-- Begin Records shown --

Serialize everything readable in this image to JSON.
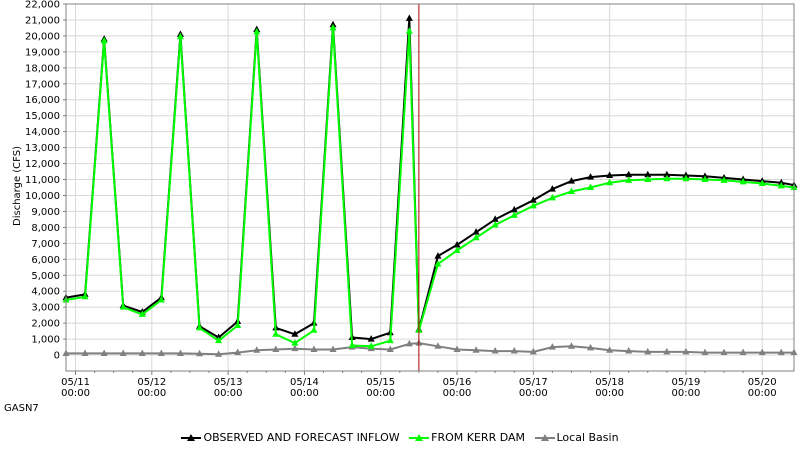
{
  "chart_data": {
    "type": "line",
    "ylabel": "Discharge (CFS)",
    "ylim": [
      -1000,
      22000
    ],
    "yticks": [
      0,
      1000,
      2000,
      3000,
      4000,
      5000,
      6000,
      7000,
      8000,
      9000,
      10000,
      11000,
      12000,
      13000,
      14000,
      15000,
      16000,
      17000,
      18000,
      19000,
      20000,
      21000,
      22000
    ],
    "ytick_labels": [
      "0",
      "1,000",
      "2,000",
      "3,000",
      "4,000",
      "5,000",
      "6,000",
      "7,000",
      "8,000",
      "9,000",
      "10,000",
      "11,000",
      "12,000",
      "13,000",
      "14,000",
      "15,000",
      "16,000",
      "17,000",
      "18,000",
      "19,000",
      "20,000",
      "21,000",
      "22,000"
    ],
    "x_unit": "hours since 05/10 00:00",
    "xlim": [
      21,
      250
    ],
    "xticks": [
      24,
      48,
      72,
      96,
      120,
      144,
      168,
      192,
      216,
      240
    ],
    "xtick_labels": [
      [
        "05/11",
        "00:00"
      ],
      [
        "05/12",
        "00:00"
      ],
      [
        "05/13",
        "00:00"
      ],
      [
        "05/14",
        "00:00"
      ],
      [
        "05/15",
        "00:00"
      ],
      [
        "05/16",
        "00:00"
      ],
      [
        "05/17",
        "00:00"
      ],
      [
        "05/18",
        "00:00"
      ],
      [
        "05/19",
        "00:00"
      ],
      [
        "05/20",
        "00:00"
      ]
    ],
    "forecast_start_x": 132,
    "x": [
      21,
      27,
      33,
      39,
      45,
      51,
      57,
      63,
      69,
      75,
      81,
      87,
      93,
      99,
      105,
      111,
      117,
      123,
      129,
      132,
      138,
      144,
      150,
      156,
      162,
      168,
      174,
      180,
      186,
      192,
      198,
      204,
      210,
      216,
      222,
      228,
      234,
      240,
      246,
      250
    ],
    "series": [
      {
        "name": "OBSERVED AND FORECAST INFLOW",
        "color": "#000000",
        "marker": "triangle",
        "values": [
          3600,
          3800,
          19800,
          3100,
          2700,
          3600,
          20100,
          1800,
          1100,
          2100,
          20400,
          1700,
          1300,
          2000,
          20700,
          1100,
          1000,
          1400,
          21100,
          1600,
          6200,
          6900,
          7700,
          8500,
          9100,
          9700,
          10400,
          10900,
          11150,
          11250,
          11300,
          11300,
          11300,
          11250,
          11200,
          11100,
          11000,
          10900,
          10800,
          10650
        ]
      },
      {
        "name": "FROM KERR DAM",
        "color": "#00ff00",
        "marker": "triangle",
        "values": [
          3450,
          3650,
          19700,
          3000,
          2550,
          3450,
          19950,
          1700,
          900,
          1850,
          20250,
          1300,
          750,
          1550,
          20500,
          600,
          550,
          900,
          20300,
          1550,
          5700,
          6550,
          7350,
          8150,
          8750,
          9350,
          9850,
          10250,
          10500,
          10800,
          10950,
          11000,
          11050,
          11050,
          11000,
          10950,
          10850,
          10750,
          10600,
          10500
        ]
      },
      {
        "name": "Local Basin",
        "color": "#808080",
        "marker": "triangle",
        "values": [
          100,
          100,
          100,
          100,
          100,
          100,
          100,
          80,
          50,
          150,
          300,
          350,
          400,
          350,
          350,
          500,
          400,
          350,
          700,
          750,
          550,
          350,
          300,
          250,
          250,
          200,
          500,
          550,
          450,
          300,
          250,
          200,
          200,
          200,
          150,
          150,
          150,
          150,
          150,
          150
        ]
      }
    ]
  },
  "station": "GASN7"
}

-- End Records shown --

What the task asks:
From the records above, pull out each line that has "name".

Written solution:
        "name": "OBSERVED AND FORECAST INFLOW",
        "name": "FROM KERR DAM",
        "name": "Local Basin",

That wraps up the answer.